Your instructions:
Every record below should be written out exactly; pictures stay out.

A run of records:
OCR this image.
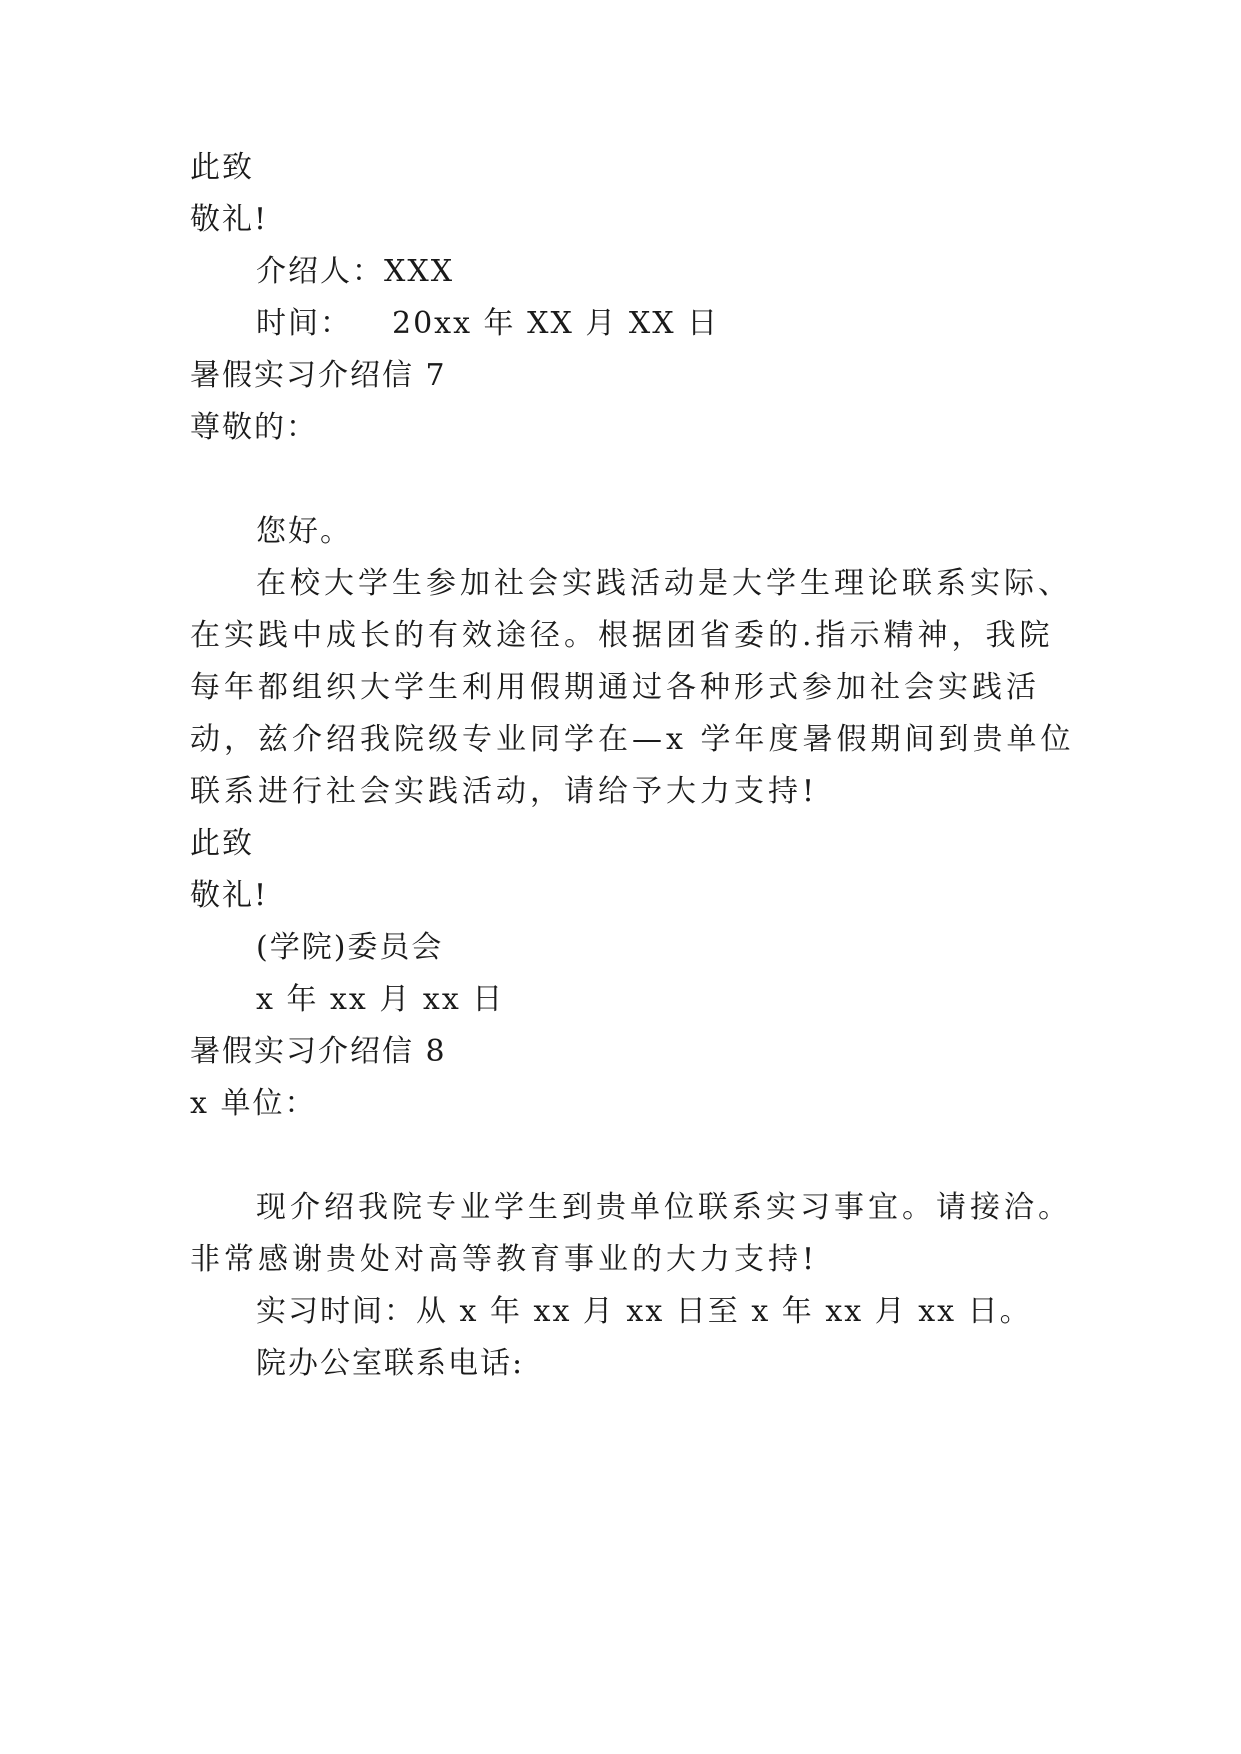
此致
敬礼!
介绍人：XXX
时间： 20xx 年 XX 月 XX 日
暑假实习介绍信 7
尊敬的：
您好。
在校大学生参加社会实践活动是大学生理论联系实际、
在实践中成长的有效途径。根据团省委的.指示精神，我院
每年都组织大学生利用假期通过各种形式参加社会实践活
动，兹介绍我院级专业同学在—x 学年度暑假期间到贵单位
联系进行社会实践活动，请给予大力支持!
此致
敬礼!
(学院)委员会
x 年 xx 月 xx 日
暑假实习介绍信 8
x 单位：
现介绍我院专业学生到贵单位联系实习事宜。请接洽。
非常感谢贵处对高等教育事业的大力支持!
实习时间：从 x 年 xx 月 xx 日至 x 年 xx 月 xx 日。
院办公室联系电话:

Reply:
OCR this image.
此致
敬礼!
介绍人：XXX
时间： 20xx 年 XX 月 XX 日
暑假实习介绍信 7
尊敬的：
您好。
在校大学生参加社会实践活动是大学生理论联系实际、
在实践中成长的有效途径。根据团省委的.指示精神，我院
每年都组织大学生利用假期通过各种形式参加社会实践活
动，兹介绍我院级专业同学在—x 学年度暑假期间到贵单位
联系进行社会实践活动，请给予大力支持!
此致
敬礼!
(学院)委员会
x 年 xx 月 xx 日
暑假实习介绍信 8
x 单位：
现介绍我院专业学生到贵单位联系实习事宜。请接洽。
非常感谢贵处对高等教育事业的大力支持!
实习时间：从 x 年 xx 月 xx 日至 x 年 xx 月 xx 日。
院办公室联系电话:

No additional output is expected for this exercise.